◆ Data to use
>> BEGIN
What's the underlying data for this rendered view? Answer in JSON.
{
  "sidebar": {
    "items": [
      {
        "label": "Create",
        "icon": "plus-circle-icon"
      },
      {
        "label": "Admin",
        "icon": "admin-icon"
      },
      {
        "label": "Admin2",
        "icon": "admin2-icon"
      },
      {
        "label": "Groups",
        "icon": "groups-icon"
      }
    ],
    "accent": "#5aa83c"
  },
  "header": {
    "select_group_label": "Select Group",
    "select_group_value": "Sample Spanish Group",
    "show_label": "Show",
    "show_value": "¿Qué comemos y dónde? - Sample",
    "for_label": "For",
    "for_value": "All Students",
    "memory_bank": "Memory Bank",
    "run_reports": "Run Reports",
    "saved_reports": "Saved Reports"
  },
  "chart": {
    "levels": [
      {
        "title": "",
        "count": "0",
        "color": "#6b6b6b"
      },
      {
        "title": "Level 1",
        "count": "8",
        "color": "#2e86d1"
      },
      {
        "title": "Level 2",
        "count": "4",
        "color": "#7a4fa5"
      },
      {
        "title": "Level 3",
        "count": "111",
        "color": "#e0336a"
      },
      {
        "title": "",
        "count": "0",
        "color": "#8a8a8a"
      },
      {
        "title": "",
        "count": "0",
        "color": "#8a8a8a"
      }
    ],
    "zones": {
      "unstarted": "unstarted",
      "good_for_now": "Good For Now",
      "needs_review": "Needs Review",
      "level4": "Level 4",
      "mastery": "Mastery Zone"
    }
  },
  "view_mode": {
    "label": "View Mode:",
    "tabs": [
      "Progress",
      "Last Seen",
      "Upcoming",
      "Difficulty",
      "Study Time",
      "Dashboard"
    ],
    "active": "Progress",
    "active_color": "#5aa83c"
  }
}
>> END
◆ Exercise task
Pull every line containing "Reports" out of the records.

◆ Expected answer
    "run_reports": "Run Reports",
    "saved_reports": "Saved Reports"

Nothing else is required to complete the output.